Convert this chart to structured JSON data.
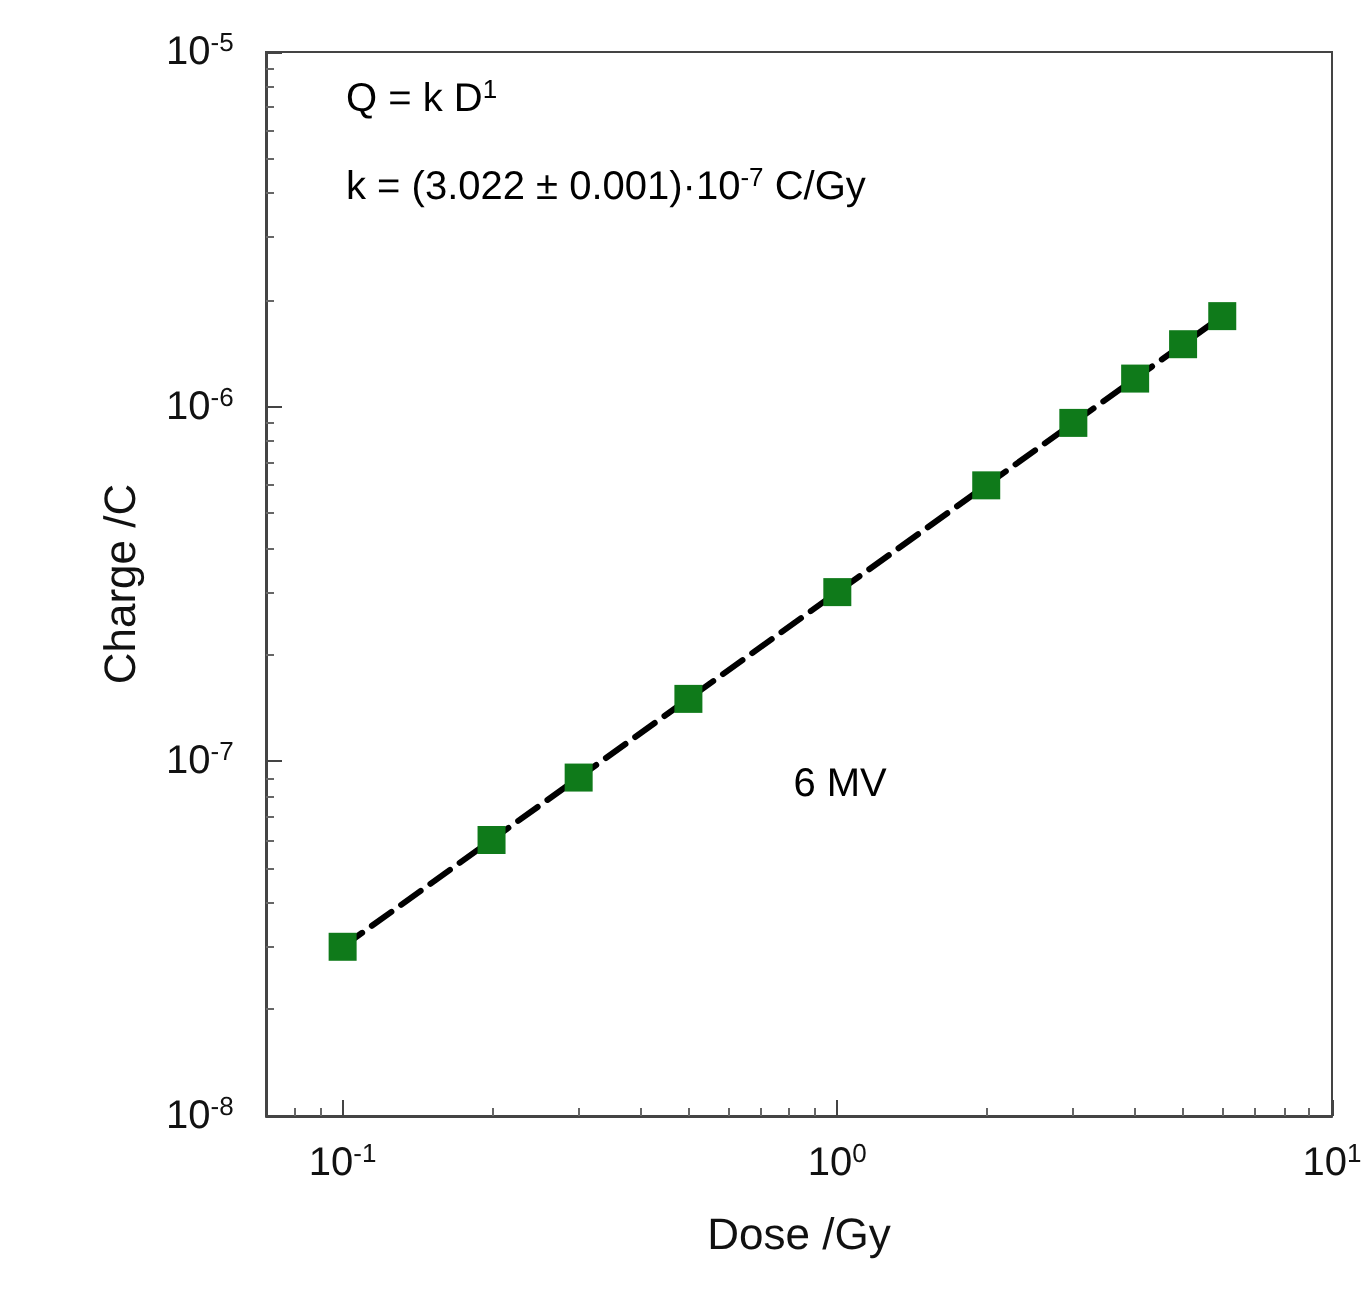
{
  "chart_data": {
    "type": "scatter",
    "xlabel": "Dose /Gy",
    "ylabel": "Charge /C",
    "log": "xy",
    "grid": false,
    "xlim": [
      0.07,
      10
    ],
    "ylim": [
      1e-08,
      1e-05
    ],
    "xticks": [
      {
        "value": 0.1,
        "label": "10$^{-1}$"
      },
      {
        "value": 1,
        "label": "10$^{0}$"
      },
      {
        "value": 10,
        "label": "10$^{1}$"
      }
    ],
    "yticks": [
      {
        "value": 1e-08,
        "label": "10$^{-8}$"
      },
      {
        "value": 1e-07,
        "label": "10$^{-7}$"
      },
      {
        "value": 1e-06,
        "label": "10$^{-6}$"
      },
      {
        "value": 1e-05,
        "label": "10$^{-5}$"
      }
    ],
    "annotations": [
      "Q = k D$^{1}$",
      "k = (3.022 ± 0.001)·10$^{-7}$ C/Gy",
      "6 MV"
    ],
    "series": [
      {
        "type": "line",
        "color": "#000000",
        "marker": "none",
        "line_style": "dashed",
        "x": [
          0.1,
          6
        ],
        "values": [
          3e-08,
          1.8e-06
        ]
      },
      {
        "color": "#0f7a1a",
        "marker": "square",
        "x": [
          0.1,
          0.2,
          0.3,
          0.5,
          1,
          2,
          3,
          4,
          5,
          6
        ],
        "values": [
          3e-08,
          6e-08,
          9e-08,
          1.5e-07,
          3e-07,
          6e-07,
          9e-07,
          1.2e-06,
          1.5e-06,
          1.8e-06
        ]
      }
    ]
  }
}
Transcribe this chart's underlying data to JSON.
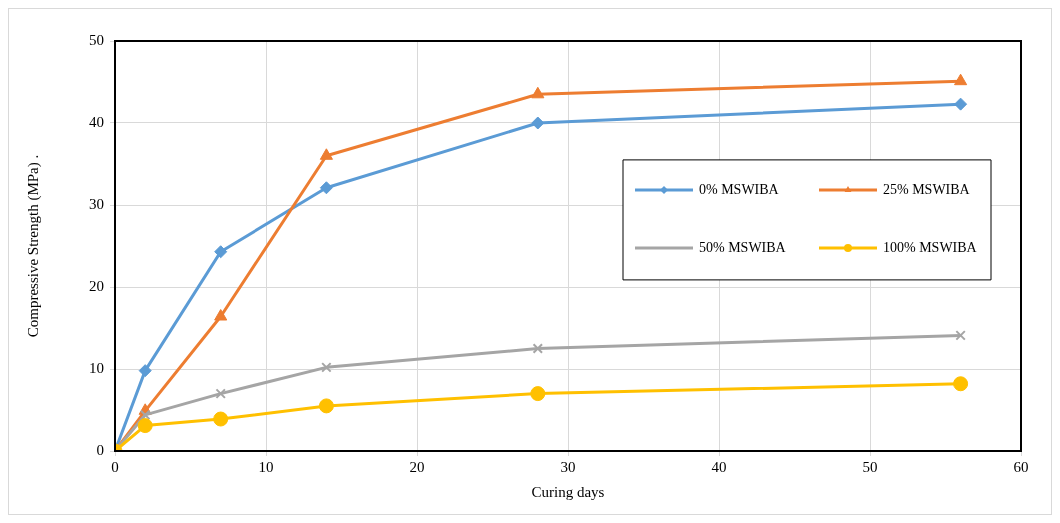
{
  "chart_data": {
    "type": "line",
    "xlabel": "Curing days",
    "ylabel": "Compressive Strength (MPa) .",
    "x": [
      0,
      2,
      7,
      14,
      28,
      56
    ],
    "series": [
      {
        "name": "0% MSWIBA",
        "color": "#5b9bd5",
        "marker": "diamond",
        "values": [
          0,
          9.8,
          24.3,
          32.1,
          40,
          42.3
        ]
      },
      {
        "name": "25% MSWIBA",
        "color": "#ed7d31",
        "marker": "triangle",
        "values": [
          0,
          4.9,
          16.4,
          36,
          43.5,
          45.1
        ]
      },
      {
        "name": "50% MSWIBA",
        "color": "#a5a5a5",
        "marker": "cross",
        "values": [
          0,
          4.4,
          7,
          10.2,
          12.5,
          14.1
        ]
      },
      {
        "name": "100% MSWIBA",
        "color": "#ffc000",
        "marker": "circle",
        "values": [
          0,
          3.1,
          3.9,
          5.5,
          7,
          8.2
        ]
      }
    ],
    "xlim": [
      0,
      60
    ],
    "xticks": [
      0,
      10,
      20,
      30,
      40,
      50,
      60
    ],
    "ylim": [
      0,
      50
    ],
    "yticks": [
      0,
      10,
      20,
      30,
      40,
      50
    ],
    "grid": true,
    "legend": "right"
  }
}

= = =

Repeat the listing in full and exactly. Do not include any images.

**Result**
Convert this chart to structured JSON data.
{
  "chart_data": {
    "type": "scatter",
    "xlabel": "Dose /Gy",
    "ylabel": "Charge /C",
    "log": "xy",
    "grid": false,
    "xlim": [
      0.07,
      10
    ],
    "ylim": [
      1e-08,
      1e-05
    ],
    "xticks": [
      {
        "value": 0.1,
        "label": "10$^{-1}$"
      },
      {
        "value": 1,
        "label": "10$^{0}$"
      },
      {
        "value": 10,
        "label": "10$^{1}$"
      }
    ],
    "yticks": [
      {
        "value": 1e-08,
        "label": "10$^{-8}$"
      },
      {
        "value": 1e-07,
        "label": "10$^{-7}$"
      },
      {
        "value": 1e-06,
        "label": "10$^{-6}$"
      },
      {
        "value": 1e-05,
        "label": "10$^{-5}$"
      }
    ],
    "annotations": [
      "Q = k D$^{1}$",
      "k = (3.022 ± 0.001)·10$^{-7}$ C/Gy",
      "6 MV"
    ],
    "series": [
      {
        "type": "line",
        "color": "#000000",
        "marker": "none",
        "line_style": "dashed",
        "x": [
          0.1,
          6
        ],
        "values": [
          3e-08,
          1.8e-06
        ]
      },
      {
        "color": "#0f7a1a",
        "marker": "square",
        "x": [
          0.1,
          0.2,
          0.3,
          0.5,
          1,
          2,
          3,
          4,
          5,
          6
        ],
        "values": [
          3e-08,
          6e-08,
          9e-08,
          1.5e-07,
          3e-07,
          6e-07,
          9e-07,
          1.2e-06,
          1.5e-06,
          1.8e-06
        ]
      }
    ]
  }
}
Transcribe this chart's underlying data to JSON.
{
  "chart_data": {
    "type": "line",
    "xlabel": "Curing days",
    "ylabel": "Compressive Strength (MPa) .",
    "x": [
      0,
      2,
      7,
      14,
      28,
      56
    ],
    "series": [
      {
        "name": "0% MSWIBA",
        "color": "#5b9bd5",
        "marker": "diamond",
        "values": [
          0,
          9.8,
          24.3,
          32.1,
          40,
          42.3
        ]
      },
      {
        "name": "25% MSWIBA",
        "color": "#ed7d31",
        "marker": "triangle",
        "values": [
          0,
          4.9,
          16.4,
          36,
          43.5,
          45.1
        ]
      },
      {
        "name": "50% MSWIBA",
        "color": "#a5a5a5",
        "marker": "cross",
        "values": [
          0,
          4.4,
          7,
          10.2,
          12.5,
          14.1
        ]
      },
      {
        "name": "100% MSWIBA",
        "color": "#ffc000",
        "marker": "circle",
        "values": [
          0,
          3.1,
          3.9,
          5.5,
          7,
          8.2
        ]
      }
    ],
    "xlim": [
      0,
      60
    ],
    "xticks": [
      0,
      10,
      20,
      30,
      40,
      50,
      60
    ],
    "ylim": [
      0,
      50
    ],
    "yticks": [
      0,
      10,
      20,
      30,
      40,
      50
    ],
    "grid": true,
    "legend": "right"
  }
}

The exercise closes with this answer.